Using the data beneath, show every line that includes the word "Psicología".

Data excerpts

** Start **

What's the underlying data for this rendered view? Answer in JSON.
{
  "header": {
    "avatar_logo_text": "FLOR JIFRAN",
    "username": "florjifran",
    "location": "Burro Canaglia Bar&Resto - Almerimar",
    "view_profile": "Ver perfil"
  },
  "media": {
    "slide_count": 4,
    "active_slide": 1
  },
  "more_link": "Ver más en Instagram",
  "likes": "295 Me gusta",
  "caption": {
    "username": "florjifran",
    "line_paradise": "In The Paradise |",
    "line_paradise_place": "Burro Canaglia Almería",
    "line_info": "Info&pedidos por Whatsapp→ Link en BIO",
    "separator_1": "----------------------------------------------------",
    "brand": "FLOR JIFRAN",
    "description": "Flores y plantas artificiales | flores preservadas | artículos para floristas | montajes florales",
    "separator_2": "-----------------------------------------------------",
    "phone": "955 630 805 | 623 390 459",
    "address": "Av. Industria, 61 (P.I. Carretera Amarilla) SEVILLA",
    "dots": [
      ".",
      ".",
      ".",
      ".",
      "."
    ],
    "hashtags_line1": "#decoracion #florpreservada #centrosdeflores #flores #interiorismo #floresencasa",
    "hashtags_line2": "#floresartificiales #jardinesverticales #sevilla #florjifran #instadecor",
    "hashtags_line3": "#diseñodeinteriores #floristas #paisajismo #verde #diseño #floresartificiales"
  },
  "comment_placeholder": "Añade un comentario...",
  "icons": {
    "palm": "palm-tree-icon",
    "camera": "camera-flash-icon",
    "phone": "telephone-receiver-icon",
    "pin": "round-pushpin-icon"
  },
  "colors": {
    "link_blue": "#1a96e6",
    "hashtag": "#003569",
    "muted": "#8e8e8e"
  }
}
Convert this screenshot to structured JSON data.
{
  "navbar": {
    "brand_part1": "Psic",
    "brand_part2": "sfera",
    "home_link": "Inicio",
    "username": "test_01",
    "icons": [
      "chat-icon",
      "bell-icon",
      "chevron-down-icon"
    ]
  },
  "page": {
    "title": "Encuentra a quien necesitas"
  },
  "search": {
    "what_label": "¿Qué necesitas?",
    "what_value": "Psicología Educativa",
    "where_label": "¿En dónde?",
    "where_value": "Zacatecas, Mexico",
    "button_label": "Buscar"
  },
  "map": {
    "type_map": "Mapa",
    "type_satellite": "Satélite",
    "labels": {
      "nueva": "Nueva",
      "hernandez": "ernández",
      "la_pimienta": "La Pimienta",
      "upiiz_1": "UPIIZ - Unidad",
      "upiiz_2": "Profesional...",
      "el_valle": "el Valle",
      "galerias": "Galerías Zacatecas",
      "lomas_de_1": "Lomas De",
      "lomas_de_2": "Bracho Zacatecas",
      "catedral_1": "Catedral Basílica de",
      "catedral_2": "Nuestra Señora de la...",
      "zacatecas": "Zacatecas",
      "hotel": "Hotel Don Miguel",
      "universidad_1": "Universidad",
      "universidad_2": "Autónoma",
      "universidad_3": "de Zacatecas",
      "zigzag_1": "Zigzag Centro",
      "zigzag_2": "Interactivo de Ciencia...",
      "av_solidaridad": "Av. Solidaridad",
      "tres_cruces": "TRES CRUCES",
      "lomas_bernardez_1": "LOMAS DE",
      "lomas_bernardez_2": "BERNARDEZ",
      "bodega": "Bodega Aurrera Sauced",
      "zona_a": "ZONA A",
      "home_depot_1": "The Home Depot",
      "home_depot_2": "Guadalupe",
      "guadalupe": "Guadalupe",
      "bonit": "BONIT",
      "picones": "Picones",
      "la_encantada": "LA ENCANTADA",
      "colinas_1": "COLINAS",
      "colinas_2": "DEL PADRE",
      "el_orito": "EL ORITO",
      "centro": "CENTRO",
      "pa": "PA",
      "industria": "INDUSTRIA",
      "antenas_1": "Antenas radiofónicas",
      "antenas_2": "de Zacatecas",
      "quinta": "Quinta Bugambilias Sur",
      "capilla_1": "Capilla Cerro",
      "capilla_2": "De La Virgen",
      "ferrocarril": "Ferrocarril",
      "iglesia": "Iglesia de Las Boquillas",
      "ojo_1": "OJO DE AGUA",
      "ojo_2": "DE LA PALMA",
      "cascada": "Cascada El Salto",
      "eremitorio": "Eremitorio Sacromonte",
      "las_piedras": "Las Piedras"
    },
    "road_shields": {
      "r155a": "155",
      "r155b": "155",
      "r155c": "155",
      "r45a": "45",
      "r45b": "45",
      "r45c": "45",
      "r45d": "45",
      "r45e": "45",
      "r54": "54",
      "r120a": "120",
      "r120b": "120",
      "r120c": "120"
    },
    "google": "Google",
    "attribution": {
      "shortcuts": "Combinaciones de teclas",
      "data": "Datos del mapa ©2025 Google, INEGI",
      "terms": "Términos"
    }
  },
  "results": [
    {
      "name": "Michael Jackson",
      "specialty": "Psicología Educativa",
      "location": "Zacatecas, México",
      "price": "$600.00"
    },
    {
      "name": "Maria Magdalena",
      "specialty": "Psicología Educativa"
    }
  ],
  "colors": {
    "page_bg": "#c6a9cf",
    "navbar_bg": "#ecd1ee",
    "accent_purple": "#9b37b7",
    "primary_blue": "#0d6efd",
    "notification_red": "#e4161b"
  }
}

** End **

OUTPUT OF THE TASK:
    "what_value": "Psicología Educativa",
      "specialty": "Psicología Educativa",
      "specialty": "Psicología Educativa"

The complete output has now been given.